■ Given text:

====

In a previous Degen Tutorial, we covered a series of on-chain quests.

We’ll be watching for the Odyssey to resume, now that Nitro is live.

Optimism Airdrop

Congratulations if you followed our guide betting on a hunch that Optimism would release a token!

In a previous DeFi Alpha, we covered a series of on-chain quests that could make you eligible for the next round of $OP airdrops.

$OP is Live! Claim guide here.

  • Arch Finance – a protocol for comprehensive indices that provide access to differentiated sources of market risk.
  • Aztec – an open source L2 bringing scalability and privacy to Ethereum, with zkSNARK proofs, having launched a private DeFi yield aggregator
  • DeFi Saver –  a one-stop dashboard for creating, managing and tracking DeFi positions across Aave, Compound, Maker, Liquity, and Reflexer
  • Francium – leveraged yield farming similar to Alpha Homora but on Solana, one can choose to simply lend single assets or hold leveraged LPs to potentially earn an airdrop here
  • Jupiter – The leading DEX aggregator by trading volume on Solana
  • Lens Protocol – A decentralized composable social graph, underpinning an emerging landscape of Web3 social media dApps including Lenster, Lenstube, and Orb
  • LI.FI – A cross-chain bridge and DEX aggregator protocol
  • Liquality – A cross-chain, non-custodial browser extension wallet, similar to MetaMask but with more integrations for swapping cross-chain.
  • Magic Eden – The leading NFT marketplace by trading volume on Solana
  • Nested – a crypto social trading platform built on Ethereum and other chains
  • Opyn – one of the OG decentralized options protocols on Ethereum, with major investors that signal a token has to be in their future. Buy/sell puts or call options to earn a possible future airdrop.

====

■ Source data:
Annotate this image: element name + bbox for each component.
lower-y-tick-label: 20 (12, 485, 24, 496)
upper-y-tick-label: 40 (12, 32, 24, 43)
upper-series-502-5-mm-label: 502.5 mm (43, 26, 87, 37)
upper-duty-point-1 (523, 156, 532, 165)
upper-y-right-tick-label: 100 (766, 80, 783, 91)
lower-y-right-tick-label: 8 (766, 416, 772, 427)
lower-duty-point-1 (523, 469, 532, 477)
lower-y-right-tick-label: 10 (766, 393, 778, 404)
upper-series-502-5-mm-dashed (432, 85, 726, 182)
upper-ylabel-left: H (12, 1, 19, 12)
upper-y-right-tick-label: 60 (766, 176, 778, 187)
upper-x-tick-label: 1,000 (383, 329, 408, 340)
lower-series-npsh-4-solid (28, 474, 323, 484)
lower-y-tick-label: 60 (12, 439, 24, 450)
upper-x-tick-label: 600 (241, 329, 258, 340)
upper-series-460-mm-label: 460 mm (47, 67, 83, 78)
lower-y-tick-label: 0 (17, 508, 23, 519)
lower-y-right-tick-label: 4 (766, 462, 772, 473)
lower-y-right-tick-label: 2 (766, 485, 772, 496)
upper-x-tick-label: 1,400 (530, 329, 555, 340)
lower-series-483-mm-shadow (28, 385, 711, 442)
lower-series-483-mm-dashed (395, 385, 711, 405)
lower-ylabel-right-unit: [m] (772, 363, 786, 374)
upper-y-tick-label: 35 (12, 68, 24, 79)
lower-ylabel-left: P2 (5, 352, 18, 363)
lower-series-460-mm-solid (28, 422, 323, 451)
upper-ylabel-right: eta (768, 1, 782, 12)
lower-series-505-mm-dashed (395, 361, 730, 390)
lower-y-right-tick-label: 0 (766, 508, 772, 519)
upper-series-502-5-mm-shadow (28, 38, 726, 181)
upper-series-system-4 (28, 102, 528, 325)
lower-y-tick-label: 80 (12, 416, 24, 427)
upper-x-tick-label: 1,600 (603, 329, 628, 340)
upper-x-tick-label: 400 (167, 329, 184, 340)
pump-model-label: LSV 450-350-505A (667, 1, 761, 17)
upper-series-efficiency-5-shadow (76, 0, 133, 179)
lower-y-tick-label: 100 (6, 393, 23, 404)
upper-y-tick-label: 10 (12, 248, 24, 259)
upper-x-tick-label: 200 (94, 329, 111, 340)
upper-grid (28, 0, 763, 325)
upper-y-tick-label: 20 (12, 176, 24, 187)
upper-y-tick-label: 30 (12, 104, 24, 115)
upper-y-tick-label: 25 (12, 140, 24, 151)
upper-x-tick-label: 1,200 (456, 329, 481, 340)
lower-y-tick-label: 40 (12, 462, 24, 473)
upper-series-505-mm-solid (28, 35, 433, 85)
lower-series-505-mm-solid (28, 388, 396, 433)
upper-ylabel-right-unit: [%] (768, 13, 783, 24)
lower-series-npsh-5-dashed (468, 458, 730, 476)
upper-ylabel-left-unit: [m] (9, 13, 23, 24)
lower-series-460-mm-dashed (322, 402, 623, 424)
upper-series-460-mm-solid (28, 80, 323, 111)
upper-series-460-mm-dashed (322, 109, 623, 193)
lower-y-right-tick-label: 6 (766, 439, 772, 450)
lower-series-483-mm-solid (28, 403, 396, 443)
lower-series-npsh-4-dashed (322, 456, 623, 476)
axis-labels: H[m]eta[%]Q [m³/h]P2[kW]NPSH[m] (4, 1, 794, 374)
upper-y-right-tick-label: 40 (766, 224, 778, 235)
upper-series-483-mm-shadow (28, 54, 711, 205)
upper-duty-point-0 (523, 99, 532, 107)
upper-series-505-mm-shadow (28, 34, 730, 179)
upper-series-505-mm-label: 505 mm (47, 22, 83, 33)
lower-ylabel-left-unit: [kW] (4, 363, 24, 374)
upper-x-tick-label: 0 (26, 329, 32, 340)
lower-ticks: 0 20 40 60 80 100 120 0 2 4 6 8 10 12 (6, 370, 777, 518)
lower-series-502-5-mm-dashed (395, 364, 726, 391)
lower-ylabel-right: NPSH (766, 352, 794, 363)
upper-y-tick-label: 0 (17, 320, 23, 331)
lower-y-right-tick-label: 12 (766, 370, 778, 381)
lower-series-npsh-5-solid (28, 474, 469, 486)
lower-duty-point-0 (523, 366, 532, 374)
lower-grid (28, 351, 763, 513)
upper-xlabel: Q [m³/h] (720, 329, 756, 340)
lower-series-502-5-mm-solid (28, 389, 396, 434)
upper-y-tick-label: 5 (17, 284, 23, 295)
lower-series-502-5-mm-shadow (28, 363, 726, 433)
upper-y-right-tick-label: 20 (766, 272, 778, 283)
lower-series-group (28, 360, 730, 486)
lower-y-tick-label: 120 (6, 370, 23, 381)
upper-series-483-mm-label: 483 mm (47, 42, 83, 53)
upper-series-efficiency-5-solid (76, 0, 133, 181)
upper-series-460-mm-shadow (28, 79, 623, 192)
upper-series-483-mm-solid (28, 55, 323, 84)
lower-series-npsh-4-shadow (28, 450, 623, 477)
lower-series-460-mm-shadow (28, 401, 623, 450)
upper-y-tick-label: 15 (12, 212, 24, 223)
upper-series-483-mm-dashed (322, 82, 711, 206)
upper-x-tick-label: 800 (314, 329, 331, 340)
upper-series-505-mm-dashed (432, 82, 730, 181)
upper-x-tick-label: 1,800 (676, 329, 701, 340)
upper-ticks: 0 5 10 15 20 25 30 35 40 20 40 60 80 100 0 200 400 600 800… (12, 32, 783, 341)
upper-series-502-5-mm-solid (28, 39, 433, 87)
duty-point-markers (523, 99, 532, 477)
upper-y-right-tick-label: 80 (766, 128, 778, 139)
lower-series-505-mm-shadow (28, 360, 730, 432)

====

■ Parts of the exercise:
(a) Print the part of the crypto airdrop text from "We’ll be watching" to "of $OP airdrops.", without changing a word.
(b) Name every protocol in the crypto airdrop text whose description places it on Solana.
(c) Finish out the next part of the crypto airdrop text, starting after its final line.

■ Answers by item number:
(a)
We’ll be watching for the Odyssey to resume, now that Nitro is live.

Optimism Airdrop

Congratulations if you followed our guide betting on a hunch that Optimism would release a token!

In a previous DeFi Alpha, we covered a series of on-chain quests that could make you eligible for the next round of $OP airdrops.

(b)
Francium
Jupiter
Magic Eden

(c)
  • Polymarket – one of the strongest players in the DeFi prediction market vertical, bet on an outcome related to crypto, politics, sports and more or add liquidity
  • Polynomial – A newer DeFi derivatives vault creator, built on Optimism
  • Sense Protocol – A decentralized fixed-income protocol on Ethereum, allowing users to manage risk through fixed rates and future yield trading on existing yield bearing-assets
  • Set Protocol – one of the earliest DeFi protocols yet to launch a token for DeFi asset management, popular for TokenSets and known for powering IndexCoop indexes
  • Socket (formerly Movr) – their bridge aggregator Bungee moves assets between chains, finding the cheapest, fastest route
  • StarkNet mainnet is live! Bridge and swap some tokens for a potential airdrop. Guide here.
  • SudoSwap has released details about its SUDO token and airdrop. If you followed our guide from August 12 and created some trading pools, you should be eligible!
  • Volmex – Volmex is a tokenized volatility protocol, similar to the VIX but ETHV
  • Wormhole – a cross-chain messaging protocol known for bridging between Solana, Terra, Polygon, BSC, Avalanche, Fantom, and Oasis
  • Yield Protocol – a newer protocol for fixed-term, fixed-rate lending in DeFi, backed by Paradigm, one might earn a future airdrop by lending DAI or USDC 
  • Zapper – participate in Zapper trading, lending, providing liquidity, or yield farming; given the Zapper Quests and NFT Rewards program, it can be surmised that if Zapper ever releases a token, this is one way they might do a retro airdrop
  • Zerion – same can be said speculated about Zerion; if they ever release a token, they’re likely to reward those who interacted with their smart contracts swapping, lending, providing liquidity, or borrowing
  • ZigZag – a DEX on zkSync that’s announced an upcoming airdrop.
  • zkSync is a Layer 2 scaling solution for Ethereum that uses zero-knowledge proofs to enable scalable low-cost payments. Bridge some assets and do some swaps for a potential airdrop. Guide here.

The information contained in this newsletter is not intended as, and shall not be understood or construed as, financial advice. The authors are not financial advisors and the information contained here is not a substitute for financial advice from a professional who is aware of the facts and circumstances of your individual situation. We have done our best to ensure that the information provided is accurate but neither The Defiant nor any of its contributors shall be held liable or responsible for any errors or omissions or for any damage readers may suffer as a result of failing to seek financial advice from a professional.